◆ RECORD SET ◆
#####
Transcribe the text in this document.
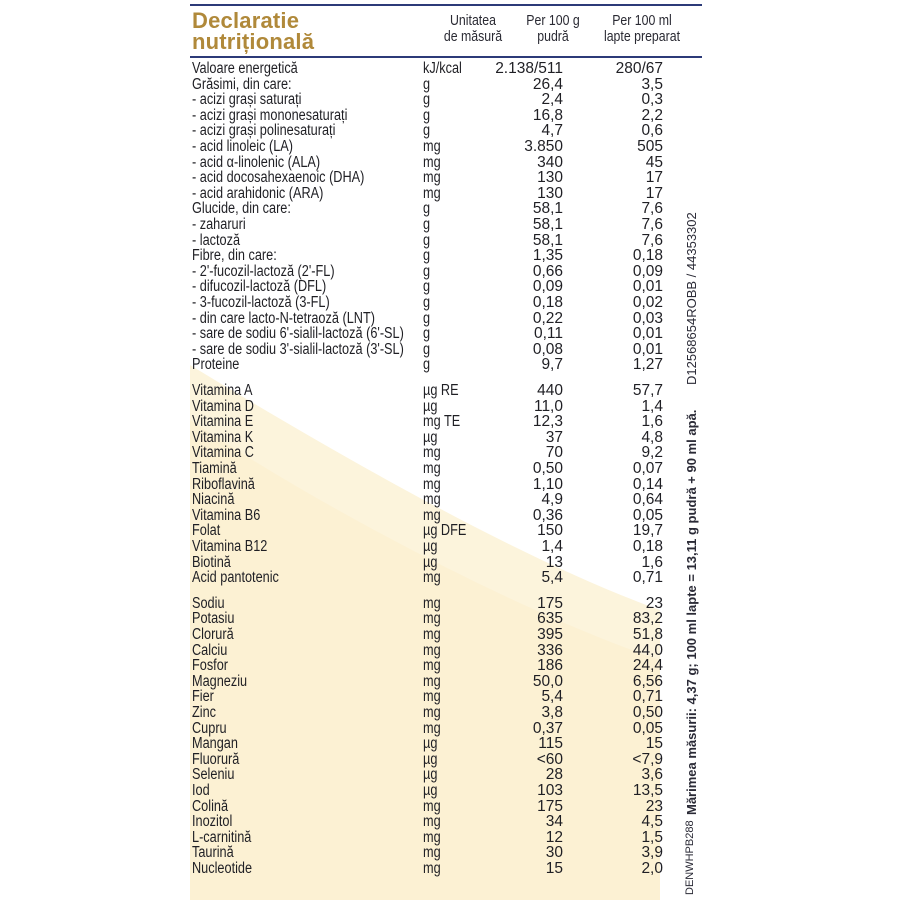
Declaratie
nutrițională
Unitatea
de măsură
Per 100 g
pudră
Per 100 ml
lapte preparat
Valoare energetică	kJ/kcal 2.138/511	280/67
Grăsimi, din care:	g	26,4	3,5
- acizi grași saturați	g	2,4	0,3
- acizi grași mononesaturați	g	16,8	2,2
- acizi grași polinesaturați	g	4,7	0,6
- acid linoleic (LA)	mg	3.850	505
- acid α-linolenic (ALA)	mg	340	45
- acid docosahexaenoic (DHA)	mg	130	17
- acid arahidonic (ARA)	mg	130	17
Glucide, din care:	g	58,1	7,6
- zaharuri	g	58,1	7,6
- lactoză	g	58,1	7,6
Fibre, din care:	g	1,35	0,18
- 2'-fucozil-lactoză (2'-FL)	g	0,66	0,09
- difucozil-lactoză (DFL)	g	0,09	0,01
- 3-fucozil-lactoză (3-FL)	g	0,18	0,02
- din care lacto-N-tetraoză (LNT)	g	0,22	0,03
- sare de sodiu 6'-sialil-lactoză (6'-SL) g	0,11	0,01
- sare de sodiu 3'-sialil-lactoză (3'-SL) g	0,08	0,01
Proteine	g	9,7	1,27
Vitamina A	µg RE	440	57,7
Vitamina D	µg	11,0	1,4
Vitamina E	mg TE	12,3	1,6
Vitamina K	µg	37	4,8
Vitamina C	mg	70	9,2
Tiamină	mg	0,50	0,07
Riboflavină	mg	1,10	0,14
Niacină	mg	4,9	0,64
Vitamina B6	mg	0,36	0,05
Folat	µg DFE	150	19,7
Vitamina B12	µg	1,4	0,18
Biotină	µg	13	1,6
Acid pantotenic	mg	5,4	0,71
Sodiu	mg	175	23
Potasiu	mg	635	83,2
Clorură	mg	395	51,8
Calciu	mg	336	44,0
Fosfor	mg	186	24,4
Magneziu	mg	50,0	6,56
Fier	mg	5,4	0,71
Zinc	mg	3,8	0,50
Cupru	mg	0,37	0,05
Mangan	µg	115	15
Fluorură	µg	<60	<7,9
Seleniu	µg	28	3,6
Iod	µg	103	13,5
Colină	mg	175	23
Inozitol	mg	34	4,5
L-carnitină	mg	12	1,5
Taurină	mg	30	3,9
Nucleotide	mg	15	2,0
Mărimea măsurii: 4,37 g; 100 ml lapte = 13,11 g pudră + 90 ml apă.
D12568654ROBB / 44353302
DENWHPB288
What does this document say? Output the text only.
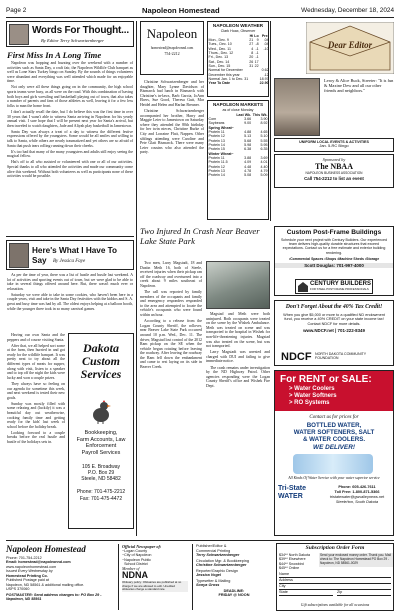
Page 2	Napoleon Homestead	Wednesday, December 18, 2024
Words For Thought...
By Editor Terry Schwartzenberger
First Miss In A Long Time

Napoleon was hopping and buzzing over the weekend with a number of activities such as Santa Day, a craft fair, the Napoleon Wildlife Club banquet as well as Lone Stars Turkey bingo on Sunday. By the sounds of things volunteers were abundant and everything was well attended which made for an enjoyable time.

Not only were all these things going on in the community, the high school sports teams were busy, as all were on the road. With this combination of having both boys and girls wrestling and basketball playing out of town, that also takes a number of parents and fans of those athletes as well, leaving it for a few less folks to man the home front.

I don't actually recall the date, but I do believe this was the first time in over 30 years that I wasn't able to witness Santa arriving in Napoleon for his yearly annual visit. I sure hope that I will be present next year for Santa's arrival, but then traveled to watch daughters, Jade and Aliyah play basketball in Jamestown.

Santa Day was always a treat of a day to witness the different festive expressions offered by the youngsters. Some would be all smiles and willing to talk to Santa, while others are nearly traumatized and yet others are so afraid of Santa that push tears rolling running down their cheeks.

It's too bad that many of the many youngsters and adults still enjoy seeing the magical fellow.

Hat's off to all who assisted or volunteered with one or all of our activities. Special thanks to all who attended the activities and made our community come alive this weekend. Without both volunteers as well as participants none of these activities would be possible.

Here's What I Have To Say	By Jessica Faye

As per the time of year, there was a list of hustle and bustle last weekend. A lot of activities and sporting events out of town, but we were glad to be able to take in several things offered around here. But, there wasn't much ever or relaxation.

Saturday we were able to take in some cookies, who haven't been here in a couple years, visit and take in the Santa Day festivities with the kiddos and S. A. great and busy time was had by all. The oldest enjoys helping at a balloon booth, while the younger three took in so many carnival games.

Having our own Santa and the peppers and of course visiting Santa.

After that, we all helped sort some at the farm, then hurried in and got ready for the wildlife banquet. It was pretty neat to try about all the different types of meats for supper, along with visit, listen to a speaker and to top off the night the kids were lucky and won a couple prizes.

They always have so feeling on our agenda for sometime this week, and next weekend is tested their new goals.

Sunday was mostly filled with some relaxing and (luckily) it was a beautiful day out weatherwise, cooking family time and getting ready for the kids' last week of school before the holiday break.

Looking forward to a couple breaks before the real hustle and bustle of the holidays sets in.

Dakota Custom Services
Bookkeeping,
Farm Accounts, Law
Enforcement
Payroll Services
105 E. Broadway
P.O. Box 29
Steele, ND 58482
Phone: 701-475-2212
Fax: 701-475-4472
Napoleon
homestead@napoleonnd.com
754-2212

Christine Schwartzenberger and her daughter, Mary Lynne Davidson of Bismarck had lunch in Bismarck with Christine's in-laws, Barb Garcia, JoAnn Ebers, Sue Good, Theresa Gutt, Mar Heidel and Helen and Harlan Breuner.

Christine Schwartzenberger accompanied her brother, Harry and Maggie Leier to Jamestown on Saturday where they attended the 80th birthday for her twin nieces, Christine Burke of City and Lorraine Flatt, Nappen. Other siblings attending were Caroline and Pete Glatt Bismarck. There were many Leier cousins who also attended the party.

Two Injured In Crash Near Beaver Lake State Park

Two men, Larry Magstadt, 18 and Dustin Meth 16, both of Steele, received injuries when their pickup ran off the roadway and overturned into a creek about 9 miles southeast of Napoleon.

The call was reported by family members of the occupants and family and emergency responders responded to the area and attempted to locate the vehicle's occupants who were found within an hour.

According to a release from the Logan County Sheriff, the rollover, near Beaver Lake State Park occurred around 10 p.m. Wed., Dec. 11. The driver, Magstad lost control of the 2012 Ram pickup on the SE when the vehicle began rotating before leaving the roadway. After leaving the roadway the Ram fell down the embankment and came to rest laying on its side in Beaver Creek.

Magstad and Meth were both uninjured. Both occupants were treated on the scene by the Wishek Ambulance. Meth was treated on scene and was transported to the hospital in Wishek for non-life-threatening injuries. Magstad was also treated on the scene, but was not transported.

Larry Magstadt was arrested and charged with DUI and failing to give immediate notice.

The crash remains under investigation by the ND Highway Patrol. Other agencies responding were the Logan County Sheriff's office and Wishek Fire Dept.

NAPOLEON WEATHER
Clark Hoax, Observer
	Hi	Lo	Pre.
Mon., Dec. 9	21	9	.04
Tues., Dec. 10	27	-8	.04
Wed., Dec. 11	4	-1	-10
Thurs., Dec. 12	8	-1	
Fri., Dec. 13	20	-1	
Sat., Dec. 14	26	17	
Sun., Dec. 15	31	22	
Normal for December			0.62
December this year			.12
Normal Jan. 1 to Dec. 31			18.97
Year To Date			22.90
NAPOLEON MARKETS
as of close Monday
	Last Wk.	This Wk.
Corn	3.66	3.90
Soybeans	9.00	8.92
Spring Wheat~		
Protein 11	4.88	4.65
Protein 12	5.13	5.10
Protein 13	5.68	5.55
Protein 14	5.98	5.95
Protein 15	6.38	6.35
Winter Wheat~		
Protein 11	3.88	3.69
Protein 11.5	4.09	4.01
Protein 12	4.48	4.40
Protein 13	4.78	4.79
Protein 14	5.08	5.09
Dear Editor
Leroy & Alice Buck, Streeter: "It is fun & Maxine Dew and all our other friends and neighbors."
UNIFORM LOCAL EVENTS & ACTIVITIES
Jan. 5-RC Bingo
Sponsored by
The NBAA
NAPOLEON BUSINESS ASSOCIATION
Call 754-2212 to list an event
Custom Post-Frame Buildings
Schedule your next project with Century Builders. Our experienced team delivers high-quality durable structures that exceed expectations. Contact us for a free estimate and exterior building rendering.
•Commercial Spaces •Shops •Machine Sheds •Storage
Scott Douglas: 701-997-4000
CENTURY BUILDERS
FOR STEEL POST FRAME PROFESSIONALS
Don't Forget About the 40% Tax Credit!
When you give $5,000 or more to a qualified ND endowment fund, you receive a 40% CREDIT on your state income tax! Contact NDCF for more details.
www.NDCF.net | 701-222-8349
NDCF NORTH DAKOTA COMMUNITY FOUNDATION
For RENT or SALE:
> Water Coolers
> Water Softners
> RO Systems
Contact us for prices for
BOTTLED WATER,
WATER SOFTENERS, SALT
& WATER COOLERS.
WE DELIVER!
All Kinds Of Water Service with your water superior service
Tri-State WATER
Phone: 605-426-7611
Toll Free: 1-800-871-5366
tristatewater@gwvalleynews.net
Steele/ton, South Dakota
Napoleon Homestead
Phone: 701-754-2212
Email: homestead@napoleonnd.com
www.napoleonhomestead.com
Issued Every Wednesday by
Homestead Printing Co.
Published Postage paid at
Napoleon, ND 58561 & additional mailing office.
USPS 370060
POSTMASTER: Send address changes to: PO Box 29 - Napoleon, ND 58561
Official Newspaper of:
~Logan County
~City of Napoleon
~Napoleon Public
School District
Member of
NDNA
Obituary policy: Obituaries are published at no charge if we are allowed to edit. Unedited obituaries charge a standard rate.
Publisher/Editor &
Commercial Printing
Terry Schwartzenberger
Circulation Mgr. & Bookkeeping
Christine Schwartzenberger
Reporter/Graphic Design
Jessica Vogel
Typesetter & Mailing
Sonya Gross
DEADLINE:
FRIDAY @ NOON
Subscription Order Form
$34** North Dakota
$39** Elsewhere
$44** Snowbird
$45** Online
Send your enclosed money order. Thank you. Mail check to: The Napoleon Homestead PO Box 29 - Napoleon, ND 58561-0029
Name
Address
City
State	Zip
Gift subscriptions available for all occasions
#####
◆ EXERCISE INSTRUCTIONS ◆
Show the lines where the word "ready" appears in the entries.

◆ RESULT ◆
After that, we all helped sort some at the farm, then hurried in and got ready for the wildlife banquet. It was pretty neat to try about all the different types of meats for supper, along with visit, listen to a speaker and to top off the night the kids were lucky and won a couple prizes.
Sunday was mostly filled with some relaxing and (luckily) it was a beautiful day out weatherwise, cooking family time and getting ready for the kids' last week of school before the holiday break.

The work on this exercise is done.